How many lines of the listing contain the string "Perfil"? Reply with the number alone.

# Supplied entries
· · ·

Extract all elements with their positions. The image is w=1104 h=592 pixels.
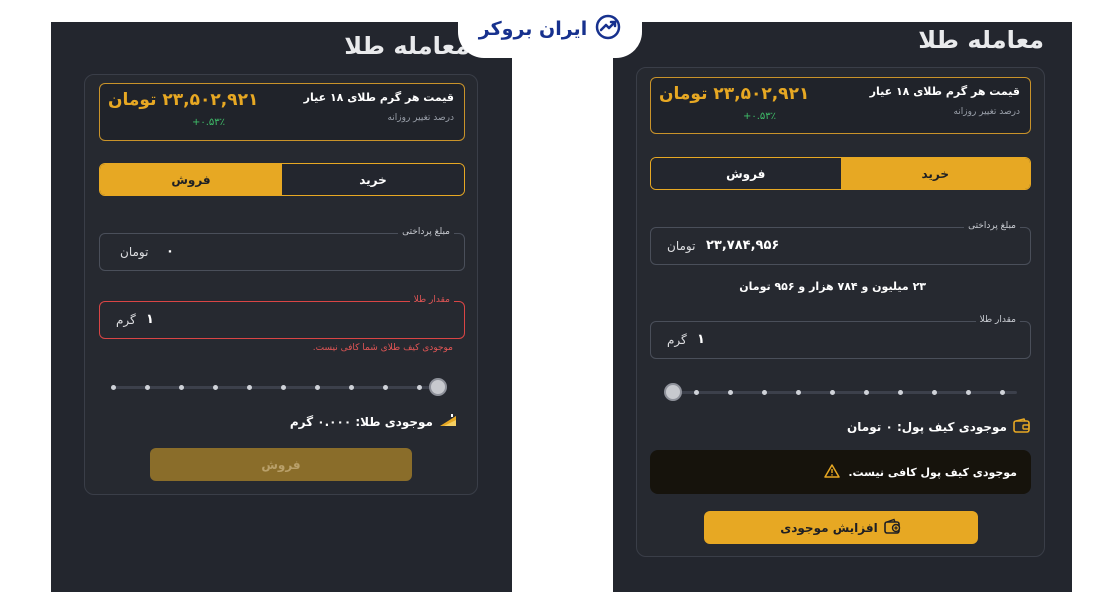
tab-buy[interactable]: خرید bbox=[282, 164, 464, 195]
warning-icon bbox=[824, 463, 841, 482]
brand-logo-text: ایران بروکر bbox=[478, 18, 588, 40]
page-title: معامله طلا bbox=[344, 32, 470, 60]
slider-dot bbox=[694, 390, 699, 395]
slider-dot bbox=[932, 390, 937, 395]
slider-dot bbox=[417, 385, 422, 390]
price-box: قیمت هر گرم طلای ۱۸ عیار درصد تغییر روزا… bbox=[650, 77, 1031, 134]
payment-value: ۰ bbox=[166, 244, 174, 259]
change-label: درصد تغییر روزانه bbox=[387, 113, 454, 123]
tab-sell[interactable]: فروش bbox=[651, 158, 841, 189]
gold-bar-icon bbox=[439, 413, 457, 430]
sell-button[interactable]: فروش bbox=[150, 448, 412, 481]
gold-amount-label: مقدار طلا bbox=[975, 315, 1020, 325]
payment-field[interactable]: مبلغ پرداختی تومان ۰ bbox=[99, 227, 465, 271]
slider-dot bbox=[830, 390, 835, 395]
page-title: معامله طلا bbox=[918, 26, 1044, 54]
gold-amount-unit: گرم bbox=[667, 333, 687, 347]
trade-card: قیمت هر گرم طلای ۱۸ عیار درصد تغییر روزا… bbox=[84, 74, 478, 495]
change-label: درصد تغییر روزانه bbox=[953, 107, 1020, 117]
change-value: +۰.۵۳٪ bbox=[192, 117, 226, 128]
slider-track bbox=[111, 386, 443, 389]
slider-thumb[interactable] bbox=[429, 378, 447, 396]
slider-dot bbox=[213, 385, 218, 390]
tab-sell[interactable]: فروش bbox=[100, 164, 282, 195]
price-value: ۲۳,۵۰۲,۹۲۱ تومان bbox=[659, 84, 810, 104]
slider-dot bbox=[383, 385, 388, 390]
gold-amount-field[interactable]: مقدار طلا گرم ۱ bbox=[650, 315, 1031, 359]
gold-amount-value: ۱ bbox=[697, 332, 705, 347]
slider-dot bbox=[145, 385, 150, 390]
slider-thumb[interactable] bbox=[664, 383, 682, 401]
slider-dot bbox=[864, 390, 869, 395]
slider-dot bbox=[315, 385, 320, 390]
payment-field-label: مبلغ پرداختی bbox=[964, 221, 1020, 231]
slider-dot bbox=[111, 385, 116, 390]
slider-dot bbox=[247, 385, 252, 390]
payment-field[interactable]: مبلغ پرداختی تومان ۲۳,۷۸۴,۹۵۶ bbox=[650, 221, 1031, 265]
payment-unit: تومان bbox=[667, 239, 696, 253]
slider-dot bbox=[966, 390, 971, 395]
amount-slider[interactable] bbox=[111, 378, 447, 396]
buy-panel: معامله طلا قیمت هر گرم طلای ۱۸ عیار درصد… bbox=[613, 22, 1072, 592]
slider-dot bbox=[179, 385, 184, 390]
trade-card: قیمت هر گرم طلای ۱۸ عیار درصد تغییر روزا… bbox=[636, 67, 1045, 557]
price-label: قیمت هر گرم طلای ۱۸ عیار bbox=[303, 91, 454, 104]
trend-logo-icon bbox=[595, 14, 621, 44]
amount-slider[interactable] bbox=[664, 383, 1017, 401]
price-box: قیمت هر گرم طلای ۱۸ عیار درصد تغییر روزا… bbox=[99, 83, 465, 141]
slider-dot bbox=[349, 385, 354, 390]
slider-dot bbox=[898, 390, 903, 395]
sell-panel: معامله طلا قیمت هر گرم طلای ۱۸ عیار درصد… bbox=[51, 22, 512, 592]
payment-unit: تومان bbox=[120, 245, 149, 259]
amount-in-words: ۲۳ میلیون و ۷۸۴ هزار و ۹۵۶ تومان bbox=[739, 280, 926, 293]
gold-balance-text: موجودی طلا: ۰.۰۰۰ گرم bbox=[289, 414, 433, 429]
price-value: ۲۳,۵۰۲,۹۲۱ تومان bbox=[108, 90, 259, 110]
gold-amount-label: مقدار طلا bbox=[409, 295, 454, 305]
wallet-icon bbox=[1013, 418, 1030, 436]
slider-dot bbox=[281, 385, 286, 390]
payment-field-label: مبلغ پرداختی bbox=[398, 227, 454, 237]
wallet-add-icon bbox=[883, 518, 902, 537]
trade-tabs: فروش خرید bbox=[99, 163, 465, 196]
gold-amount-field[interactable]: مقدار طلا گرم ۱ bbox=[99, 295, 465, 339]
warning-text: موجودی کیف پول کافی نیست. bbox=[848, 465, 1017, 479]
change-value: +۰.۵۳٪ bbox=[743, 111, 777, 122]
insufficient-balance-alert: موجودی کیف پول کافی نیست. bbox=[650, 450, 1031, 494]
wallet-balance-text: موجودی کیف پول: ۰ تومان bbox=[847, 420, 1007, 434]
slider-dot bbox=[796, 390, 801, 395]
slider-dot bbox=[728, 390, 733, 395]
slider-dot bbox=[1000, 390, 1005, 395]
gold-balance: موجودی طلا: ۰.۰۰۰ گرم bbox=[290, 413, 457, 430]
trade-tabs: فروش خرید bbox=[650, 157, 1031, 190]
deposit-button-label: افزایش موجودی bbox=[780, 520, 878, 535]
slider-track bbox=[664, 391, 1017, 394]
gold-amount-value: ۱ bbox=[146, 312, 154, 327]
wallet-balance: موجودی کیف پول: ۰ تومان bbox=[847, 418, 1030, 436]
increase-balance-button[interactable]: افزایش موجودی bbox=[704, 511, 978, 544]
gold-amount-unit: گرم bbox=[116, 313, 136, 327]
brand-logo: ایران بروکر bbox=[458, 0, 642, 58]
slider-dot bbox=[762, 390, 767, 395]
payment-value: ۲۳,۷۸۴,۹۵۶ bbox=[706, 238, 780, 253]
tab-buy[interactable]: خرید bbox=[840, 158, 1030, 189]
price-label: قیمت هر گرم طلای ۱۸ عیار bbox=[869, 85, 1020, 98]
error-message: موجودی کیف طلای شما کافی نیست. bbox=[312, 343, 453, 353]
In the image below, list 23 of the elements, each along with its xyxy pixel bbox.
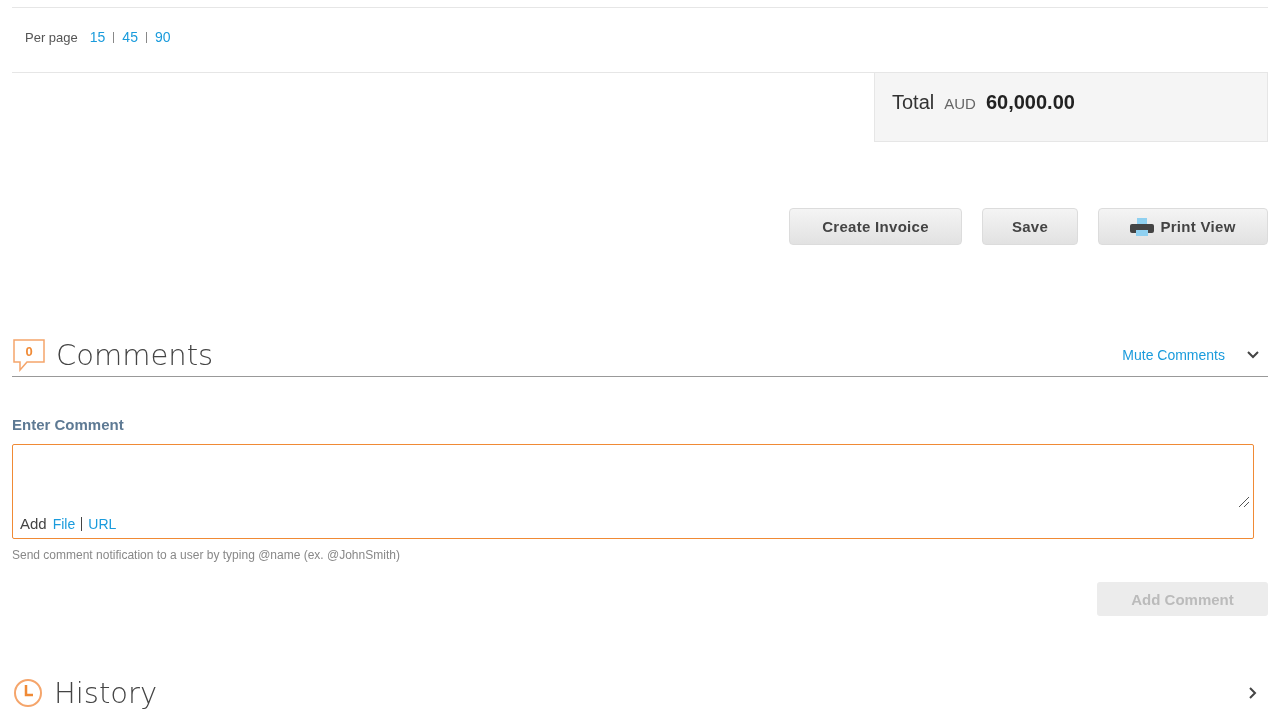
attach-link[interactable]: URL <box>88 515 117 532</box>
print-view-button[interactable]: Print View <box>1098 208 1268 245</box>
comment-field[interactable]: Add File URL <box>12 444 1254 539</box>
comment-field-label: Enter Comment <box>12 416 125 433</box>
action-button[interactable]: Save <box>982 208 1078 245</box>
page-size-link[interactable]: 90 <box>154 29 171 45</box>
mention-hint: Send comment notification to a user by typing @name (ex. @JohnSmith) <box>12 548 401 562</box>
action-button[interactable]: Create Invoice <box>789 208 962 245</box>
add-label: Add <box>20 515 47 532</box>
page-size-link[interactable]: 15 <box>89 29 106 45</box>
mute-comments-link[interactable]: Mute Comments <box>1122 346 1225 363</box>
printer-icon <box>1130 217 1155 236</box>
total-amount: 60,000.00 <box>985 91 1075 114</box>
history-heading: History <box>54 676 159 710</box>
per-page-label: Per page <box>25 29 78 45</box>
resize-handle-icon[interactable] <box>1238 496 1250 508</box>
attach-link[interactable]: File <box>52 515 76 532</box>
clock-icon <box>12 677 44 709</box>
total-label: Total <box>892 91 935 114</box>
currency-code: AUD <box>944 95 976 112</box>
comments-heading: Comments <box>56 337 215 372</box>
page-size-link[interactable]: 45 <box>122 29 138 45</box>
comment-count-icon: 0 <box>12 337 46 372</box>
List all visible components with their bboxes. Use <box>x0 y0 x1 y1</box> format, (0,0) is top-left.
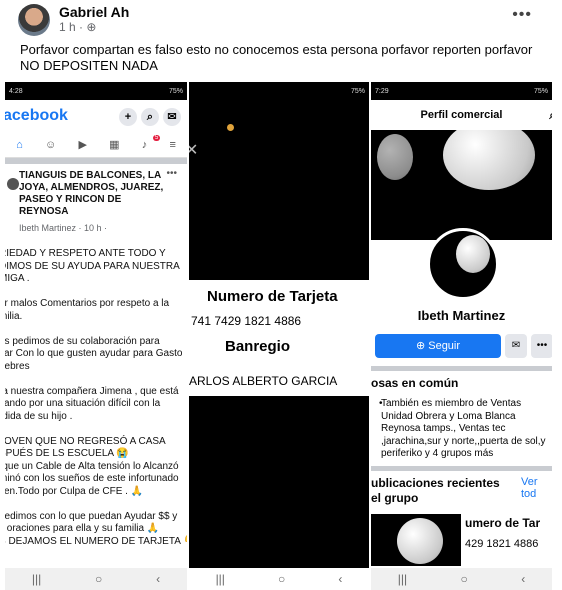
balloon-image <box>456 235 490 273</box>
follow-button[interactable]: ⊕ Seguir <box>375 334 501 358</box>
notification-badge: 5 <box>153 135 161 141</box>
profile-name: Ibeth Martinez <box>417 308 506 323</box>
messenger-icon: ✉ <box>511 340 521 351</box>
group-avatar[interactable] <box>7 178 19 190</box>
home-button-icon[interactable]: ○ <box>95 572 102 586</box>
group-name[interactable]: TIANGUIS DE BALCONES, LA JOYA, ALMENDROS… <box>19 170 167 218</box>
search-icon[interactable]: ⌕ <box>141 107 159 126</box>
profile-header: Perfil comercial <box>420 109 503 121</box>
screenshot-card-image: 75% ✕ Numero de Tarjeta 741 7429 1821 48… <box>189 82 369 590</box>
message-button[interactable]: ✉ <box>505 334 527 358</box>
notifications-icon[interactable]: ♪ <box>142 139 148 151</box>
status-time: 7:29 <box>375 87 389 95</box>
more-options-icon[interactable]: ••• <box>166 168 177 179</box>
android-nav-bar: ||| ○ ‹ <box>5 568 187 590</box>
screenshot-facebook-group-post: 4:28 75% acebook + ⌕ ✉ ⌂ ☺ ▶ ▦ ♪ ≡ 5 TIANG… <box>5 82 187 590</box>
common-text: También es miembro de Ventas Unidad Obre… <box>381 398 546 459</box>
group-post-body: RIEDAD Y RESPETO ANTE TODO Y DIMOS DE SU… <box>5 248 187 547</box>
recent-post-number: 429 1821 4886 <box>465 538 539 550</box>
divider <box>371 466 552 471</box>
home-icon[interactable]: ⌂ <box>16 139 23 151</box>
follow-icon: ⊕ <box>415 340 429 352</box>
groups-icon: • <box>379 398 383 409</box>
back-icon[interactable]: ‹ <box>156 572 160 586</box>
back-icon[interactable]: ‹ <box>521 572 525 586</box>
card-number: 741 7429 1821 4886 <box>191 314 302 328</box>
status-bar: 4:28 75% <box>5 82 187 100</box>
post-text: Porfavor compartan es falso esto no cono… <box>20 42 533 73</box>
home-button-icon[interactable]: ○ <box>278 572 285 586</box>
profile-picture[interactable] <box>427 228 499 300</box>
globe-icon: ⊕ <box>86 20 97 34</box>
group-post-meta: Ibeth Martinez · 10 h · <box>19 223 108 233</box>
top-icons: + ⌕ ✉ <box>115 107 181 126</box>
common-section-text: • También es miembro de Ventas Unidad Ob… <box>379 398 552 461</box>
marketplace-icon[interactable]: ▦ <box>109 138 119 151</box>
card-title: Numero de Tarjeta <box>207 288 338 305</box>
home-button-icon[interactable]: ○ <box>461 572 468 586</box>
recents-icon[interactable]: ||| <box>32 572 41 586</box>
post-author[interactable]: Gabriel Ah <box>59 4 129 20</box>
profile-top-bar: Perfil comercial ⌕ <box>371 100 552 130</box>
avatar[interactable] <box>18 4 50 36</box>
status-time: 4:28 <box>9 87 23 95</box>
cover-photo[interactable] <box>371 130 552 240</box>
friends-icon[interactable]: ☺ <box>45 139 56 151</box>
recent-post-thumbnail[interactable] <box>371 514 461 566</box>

· · ·

# Response to the exercise
2